WHAT THE TASK ASKS »
All the records that follow need to be reproduced exactly. Omit the images.

SOURCE RECORDS »
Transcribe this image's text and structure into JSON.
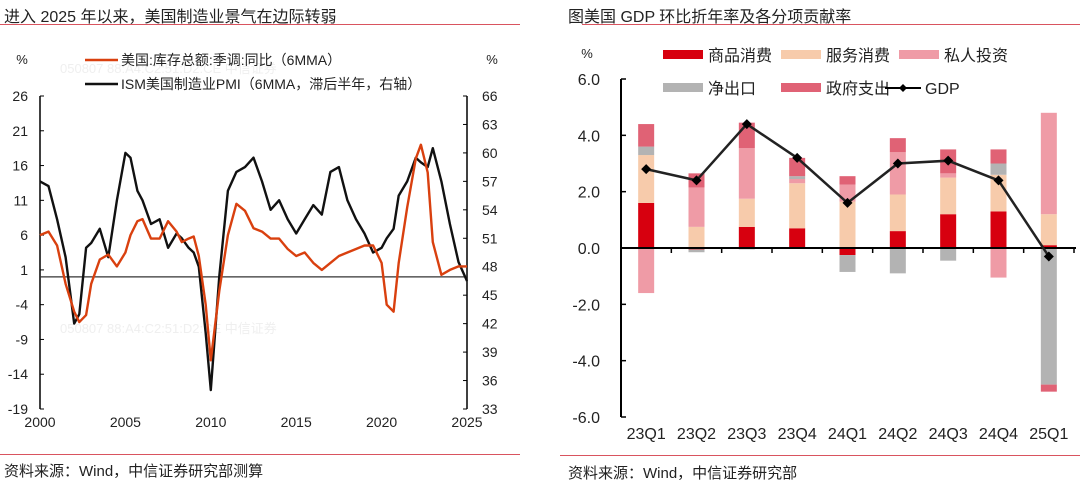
{
  "colors": {
    "inventory": "#d9400f",
    "pmi": "#111111",
    "goods": "#d7000f",
    "services": "#f7cbab",
    "private_investment": "#ef9ba6",
    "net_exports": "#b3b3b3",
    "government": "#e06275",
    "gdp": "#222222",
    "rule": "#d9545f"
  },
  "left": {
    "title": "进入 2025 年以来，美国制造业景气在边际转弱",
    "source": "资料来源：Wind，中信证券研究部测算",
    "watermark": "050807  88:A4:C2:51:D2:CE  中信证券"
  },
  "right": {
    "title": "图美国 GDP 环比折年率及各分项贡献率",
    "source": "资料来源：Wind，中信证券研究部"
  },
  "chart_data": [
    {
      "type": "line",
      "title": "进入 2025 年以来，美国制造业景气在边际转弱",
      "ylabel_left": "%",
      "ylabel_right": "%",
      "ylim_left": [
        -19,
        26
      ],
      "ylim_right": [
        33,
        66
      ],
      "yticks_left": [
        "26",
        "21",
        "16",
        "11",
        "6",
        "1",
        "-4",
        "-9",
        "-14",
        "-19"
      ],
      "yticks_right": [
        "66",
        "63",
        "60",
        "57",
        "54",
        "51",
        "48",
        "45",
        "42",
        "39",
        "36",
        "33"
      ],
      "xlim": [
        2000,
        2025
      ],
      "xticks": [
        "2000",
        "2005",
        "2010",
        "2015",
        "2020",
        "2025"
      ],
      "reference_line_y_left": 0,
      "legend": "top-left",
      "series": [
        {
          "name": "美国:库存总额:季调:同比（6MMA）",
          "axis": "left",
          "x": [
            2000.0,
            2000.5,
            2001.0,
            2001.5,
            2002.0,
            2002.3,
            2002.7,
            2003.0,
            2003.5,
            2004.0,
            2004.5,
            2005.0,
            2005.3,
            2005.7,
            2006.0,
            2006.5,
            2007.0,
            2007.5,
            2008.0,
            2008.3,
            2008.7,
            2009.0,
            2009.3,
            2009.7,
            2010.0,
            2010.5,
            2011.0,
            2011.5,
            2012.0,
            2012.5,
            2013.0,
            2013.5,
            2014.0,
            2014.5,
            2015.0,
            2015.5,
            2016.0,
            2016.5,
            2017.0,
            2017.5,
            2018.0,
            2018.5,
            2019.0,
            2019.5,
            2020.0,
            2020.3,
            2020.7,
            2021.0,
            2021.5,
            2022.0,
            2022.3,
            2022.7,
            2023.0,
            2023.5,
            2024.0,
            2024.5,
            2025.0
          ],
          "values": [
            6.0,
            6.5,
            4.5,
            -1.0,
            -5.0,
            -6.5,
            -5.5,
            -1.0,
            2.5,
            3.2,
            1.5,
            3.5,
            6.0,
            8.0,
            8.3,
            5.5,
            5.5,
            8.0,
            6.5,
            5.0,
            5.5,
            5.8,
            3.0,
            -4.0,
            -12.0,
            -2.0,
            6.0,
            10.5,
            9.5,
            7.0,
            6.5,
            5.5,
            5.5,
            4.0,
            3.0,
            3.5,
            2.0,
            1.0,
            2.0,
            3.0,
            3.5,
            4.0,
            4.5,
            4.5,
            2.0,
            -4.0,
            -5.0,
            2.0,
            10.0,
            17.0,
            19.0,
            15.0,
            5.0,
            0.3,
            1.0,
            1.5,
            1.5
          ]
        },
        {
          "name": "ISM美国制造业PMI（6MMA，滞后半年，右轴）",
          "axis": "right",
          "x": [
            2000.0,
            2000.5,
            2001.0,
            2001.5,
            2002.0,
            2002.3,
            2002.7,
            2003.0,
            2003.5,
            2004.0,
            2004.5,
            2005.0,
            2005.3,
            2005.7,
            2006.0,
            2006.5,
            2007.0,
            2007.5,
            2008.0,
            2008.3,
            2008.7,
            2009.0,
            2009.3,
            2009.7,
            2010.0,
            2010.5,
            2011.0,
            2011.5,
            2012.0,
            2012.5,
            2013.0,
            2013.5,
            2014.0,
            2014.5,
            2015.0,
            2015.5,
            2016.0,
            2016.5,
            2017.0,
            2017.5,
            2018.0,
            2018.5,
            2019.0,
            2019.5,
            2020.0,
            2020.3,
            2020.7,
            2021.0,
            2021.5,
            2022.0,
            2022.3,
            2022.7,
            2023.0,
            2023.5,
            2024.0,
            2024.5,
            2025.0
          ],
          "values": [
            57.0,
            56.5,
            53.0,
            49.0,
            42.0,
            43.0,
            50.0,
            50.5,
            52.0,
            49.0,
            55.0,
            60.0,
            59.5,
            56.0,
            55.0,
            52.5,
            53.0,
            50.0,
            51.5,
            51.0,
            50.0,
            49.5,
            48.0,
            41.0,
            35.0,
            47.0,
            56.0,
            58.0,
            58.5,
            59.5,
            57.0,
            54.0,
            55.0,
            53.0,
            51.5,
            53.0,
            54.5,
            53.5,
            58.0,
            58.5,
            55.0,
            53.0,
            51.5,
            49.5,
            50.0,
            51.0,
            52.0,
            55.5,
            57.0,
            59.5,
            59.0,
            58.5,
            60.5,
            57.0,
            52.5,
            48.5,
            46.5
          ]
        }
      ]
    },
    {
      "type": "bar",
      "stacked": true,
      "title": "图美国 GDP 环比折年率及各分项贡献率",
      "ylabel": "%",
      "ylim": [
        -6.0,
        6.0
      ],
      "yticks": [
        "6.0",
        "4.0",
        "2.0",
        "0.0",
        "-2.0",
        "-4.0",
        "-6.0"
      ],
      "categories": [
        "23Q1",
        "23Q2",
        "23Q3",
        "23Q4",
        "24Q1",
        "24Q2",
        "24Q3",
        "24Q4",
        "25Q1"
      ],
      "legend": "top",
      "series": [
        {
          "name": "商品消费",
          "key": "goods",
          "values": [
            1.6,
            -0.05,
            0.75,
            0.7,
            -0.25,
            0.6,
            1.2,
            1.3,
            0.1
          ]
        },
        {
          "name": "服务消费",
          "key": "services",
          "values": [
            1.7,
            0.75,
            1.0,
            1.6,
            1.65,
            1.3,
            1.3,
            1.3,
            1.1
          ]
        },
        {
          "name": "私人投资",
          "key": "private_investment",
          "values": [
            -1.6,
            1.4,
            1.8,
            0.15,
            0.6,
            1.5,
            0.15,
            -1.05,
            3.6
          ]
        },
        {
          "name": "净出口",
          "key": "net_exports",
          "values": [
            0.3,
            -0.1,
            -0.05,
            0.1,
            -0.6,
            -0.9,
            -0.45,
            0.4,
            -4.85
          ]
        },
        {
          "name": "政府支出",
          "key": "government",
          "values": [
            0.8,
            0.5,
            0.9,
            0.65,
            0.3,
            0.5,
            0.85,
            0.5,
            -0.25
          ]
        }
      ],
      "line": {
        "name": "GDP",
        "values": [
          2.8,
          2.4,
          4.4,
          3.2,
          1.6,
          3.0,
          3.1,
          2.4,
          -0.3
        ]
      }
    }
  ]
}
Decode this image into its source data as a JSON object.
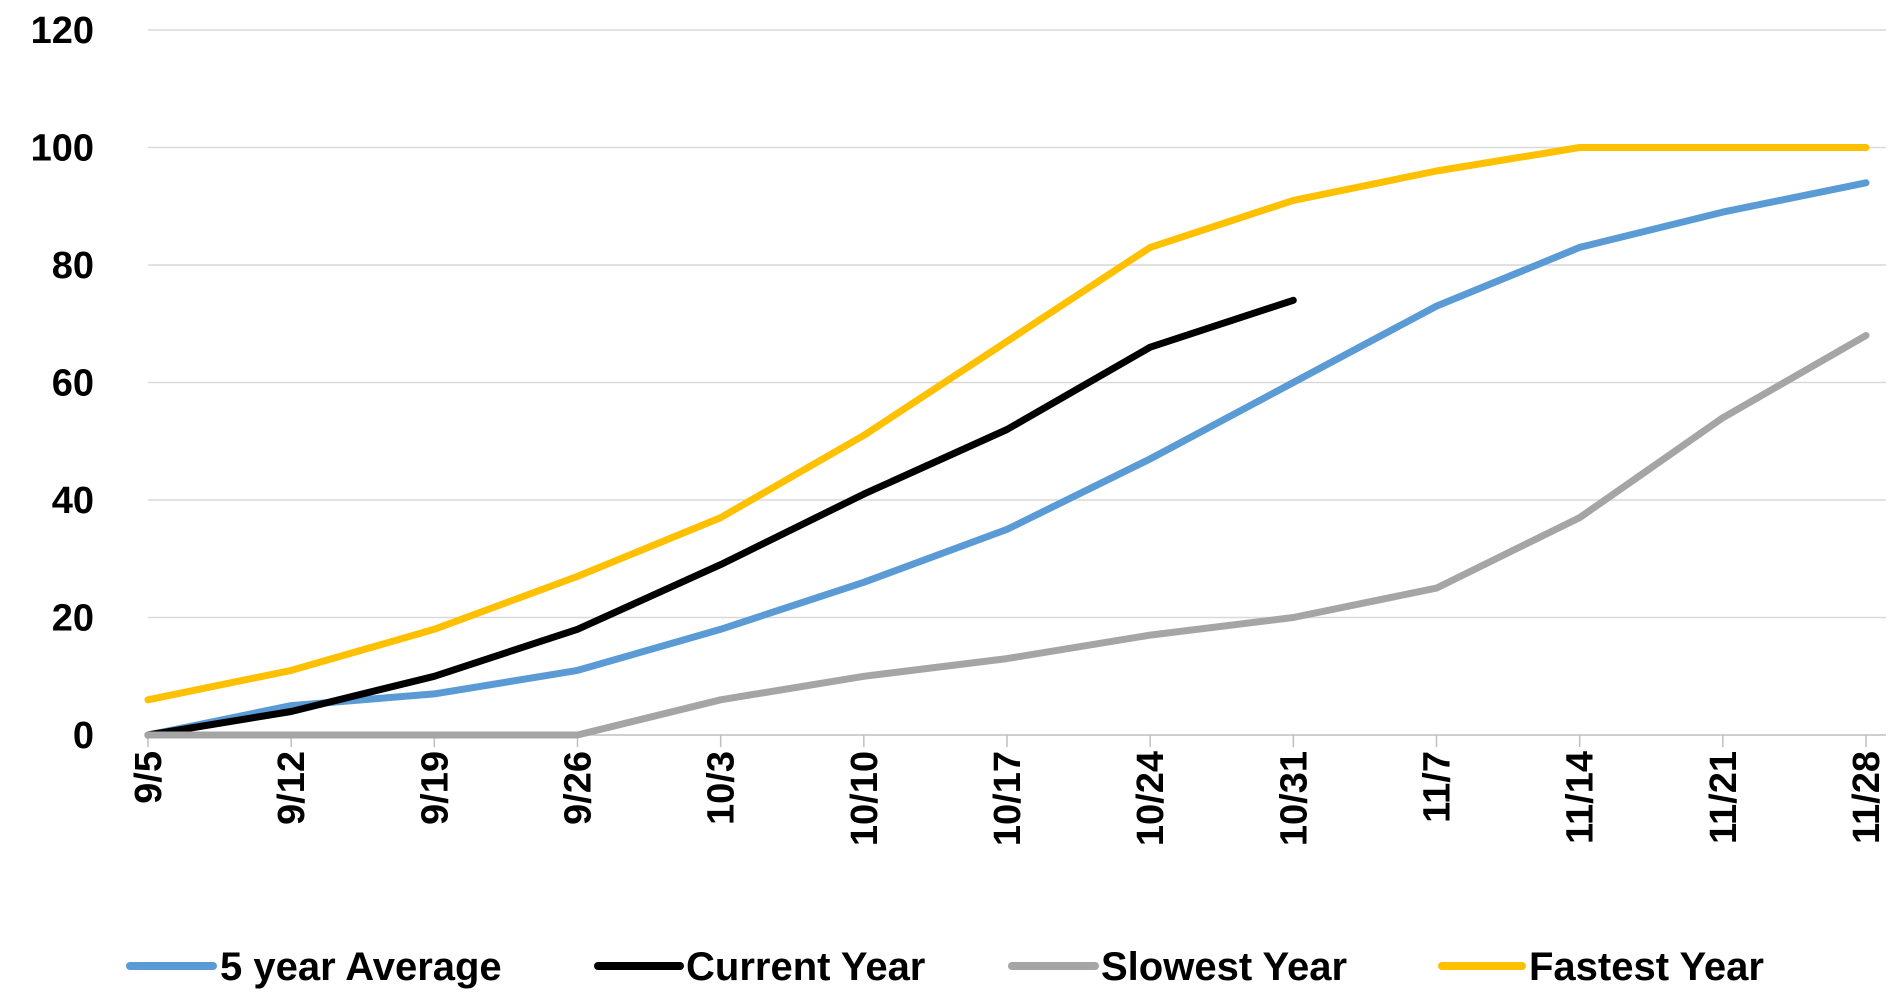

RESPONSE »
Transcribe this image's text and structure into JSON.
{
  "colors": {
    "inventory": "#d9400f",
    "pmi": "#111111",
    "goods": "#d7000f",
    "services": "#f7cbab",
    "private_investment": "#ef9ba6",
    "net_exports": "#b3b3b3",
    "government": "#e06275",
    "gdp": "#222222",
    "rule": "#d9545f"
  },
  "left": {
    "title": "进入 2025 年以来，美国制造业景气在边际转弱",
    "source": "资料来源：Wind，中信证券研究部测算",
    "watermark": "050807  88:A4:C2:51:D2:CE  中信证券"
  },
  "right": {
    "title": "图美国 GDP 环比折年率及各分项贡献率",
    "source": "资料来源：Wind，中信证券研究部"
  },
  "chart_data": [
    {
      "type": "line",
      "title": "进入 2025 年以来，美国制造业景气在边际转弱",
      "ylabel_left": "%",
      "ylabel_right": "%",
      "ylim_left": [
        -19,
        26
      ],
      "ylim_right": [
        33,
        66
      ],
      "yticks_left": [
        "26",
        "21",
        "16",
        "11",
        "6",
        "1",
        "-4",
        "-9",
        "-14",
        "-19"
      ],
      "yticks_right": [
        "66",
        "63",
        "60",
        "57",
        "54",
        "51",
        "48",
        "45",
        "42",
        "39",
        "36",
        "33"
      ],
      "xlim": [
        2000,
        2025
      ],
      "xticks": [
        "2000",
        "2005",
        "2010",
        "2015",
        "2020",
        "2025"
      ],
      "reference_line_y_left": 0,
      "legend": "top-left",
      "series": [
        {
          "name": "美国:库存总额:季调:同比（6MMA）",
          "axis": "left",
          "x": [
            2000.0,
            2000.5,
            2001.0,
            2001.5,
            2002.0,
            2002.3,
            2002.7,
            2003.0,
            2003.5,
            2004.0,
            2004.5,
            2005.0,
            2005.3,
            2005.7,
            2006.0,
            2006.5,
            2007.0,
            2007.5,
            2008.0,
            2008.3,
            2008.7,
            2009.0,
            2009.3,
            2009.7,
            2010.0,
            2010.5,
            2011.0,
            2011.5,
            2012.0,
            2012.5,
            2013.0,
            2013.5,
            2014.0,
            2014.5,
            2015.0,
            2015.5,
            2016.0,
            2016.5,
            2017.0,
            2017.5,
            2018.0,
            2018.5,
            2019.0,
            2019.5,
            2020.0,
            2020.3,
            2020.7,
            2021.0,
            2021.5,
            2022.0,
            2022.3,
            2022.7,
            2023.0,
            2023.5,
            2024.0,
            2024.5,
            2025.0
          ],
          "values": [
            6.0,
            6.5,
            4.5,
            -1.0,
            -5.0,
            -6.5,
            -5.5,
            -1.0,
            2.5,
            3.2,
            1.5,
            3.5,
            6.0,
            8.0,
            8.3,
            5.5,
            5.5,
            8.0,
            6.5,
            5.0,
            5.5,
            5.8,
            3.0,
            -4.0,
            -12.0,
            -2.0,
            6.0,
            10.5,
            9.5,
            7.0,
            6.5,
            5.5,
            5.5,
            4.0,
            3.0,
            3.5,
            2.0,
            1.0,
            2.0,
            3.0,
            3.5,
            4.0,
            4.5,
            4.5,
            2.0,
            -4.0,
            -5.0,
            2.0,
            10.0,
            17.0,
            19.0,
            15.0,
            5.0,
            0.3,
            1.0,
            1.5,
            1.5
          ]
        },
        {
          "name": "ISM美国制造业PMI（6MMA，滞后半年，右轴）",
          "axis": "right",
          "x": [
            2000.0,
            2000.5,
            2001.0,
            2001.5,
            2002.0,
            2002.3,
            2002.7,
            2003.0,
            2003.5,
            2004.0,
            2004.5,
            2005.0,
            2005.3,
            2005.7,
            2006.0,
            2006.5,
            2007.0,
            2007.5,
            2008.0,
            2008.3,
            2008.7,
            2009.0,
            2009.3,
            2009.7,
            2010.0,
            2010.5,
            2011.0,
            2011.5,
            2012.0,
            2012.5,
            2013.0,
            2013.5,
            2014.0,
            2014.5,
            2015.0,
            2015.5,
            2016.0,
            2016.5,
            2017.0,
            2017.5,
            2018.0,
            2018.5,
            2019.0,
            2019.5,
            2020.0,
            2020.3,
            2020.7,
            2021.0,
            2021.5,
            2022.0,
            2022.3,
            2022.7,
            2023.0,
            2023.5,
            2024.0,
            2024.5,
            2025.0
          ],
          "values": [
            57.0,
            56.5,
            53.0,
            49.0,
            42.0,
            43.0,
            50.0,
            50.5,
            52.0,
            49.0,
            55.0,
            60.0,
            59.5,
            56.0,
            55.0,
            52.5,
            53.0,
            50.0,
            51.5,
            51.0,
            50.0,
            49.5,
            48.0,
            41.0,
            35.0,
            47.0,
            56.0,
            58.0,
            58.5,
            59.5,
            57.0,
            54.0,
            55.0,
            53.0,
            51.5,
            53.0,
            54.5,
            53.5,
            58.0,
            58.5,
            55.0,
            53.0,
            51.5,
            49.5,
            50.0,
            51.0,
            52.0,
            55.5,
            57.0,
            59.5,
            59.0,
            58.5,
            60.5,
            57.0,
            52.5,
            48.5,
            46.5
          ]
        }
      ]
    },
    {
      "type": "bar",
      "stacked": true,
      "title": "图美国 GDP 环比折年率及各分项贡献率",
      "ylabel": "%",
      "ylim": [
        -6.0,
        6.0
      ],
      "yticks": [
        "6.0",
        "4.0",
        "2.0",
        "0.0",
        "-2.0",
        "-4.0",
        "-6.0"
      ],
      "categories": [
        "23Q1",
        "23Q2",
        "23Q3",
        "23Q4",
        "24Q1",
        "24Q2",
        "24Q3",
        "24Q4",
        "25Q1"
      ],
      "legend": "top",
      "series": [
        {
          "name": "商品消费",
          "key": "goods",
          "values": [
            1.6,
            -0.05,
            0.75,
            0.7,
            -0.25,
            0.6,
            1.2,
            1.3,
            0.1
          ]
        },
        {
          "name": "服务消费",
          "key": "services",
          "values": [
            1.7,
            0.75,
            1.0,
            1.6,
            1.65,
            1.3,
            1.3,
            1.3,
            1.1
          ]
        },
        {
          "name": "私人投资",
          "key": "private_investment",
          "values": [
            -1.6,
            1.4,
            1.8,
            0.15,
            0.6,
            1.5,
            0.15,
            -1.05,
            3.6
          ]
        },
        {
          "name": "净出口",
          "key": "net_exports",
          "values": [
            0.3,
            -0.1,
            -0.05,
            0.1,
            -0.6,
            -0.9,
            -0.45,
            0.4,
            -4.85
          ]
        },
        {
          "name": "政府支出",
          "key": "government",
          "values": [
            0.8,
            0.5,
            0.9,
            0.65,
            0.3,
            0.5,
            0.85,
            0.5,
            -0.25
          ]
        }
      ],
      "line": {
        "name": "GDP",
        "values": [
          2.8,
          2.4,
          4.4,
          3.2,
          1.6,
          3.0,
          3.1,
          2.4,
          -0.3
        ]
      }
    }
  ]
}
Decode this image into its source data as a JSON object.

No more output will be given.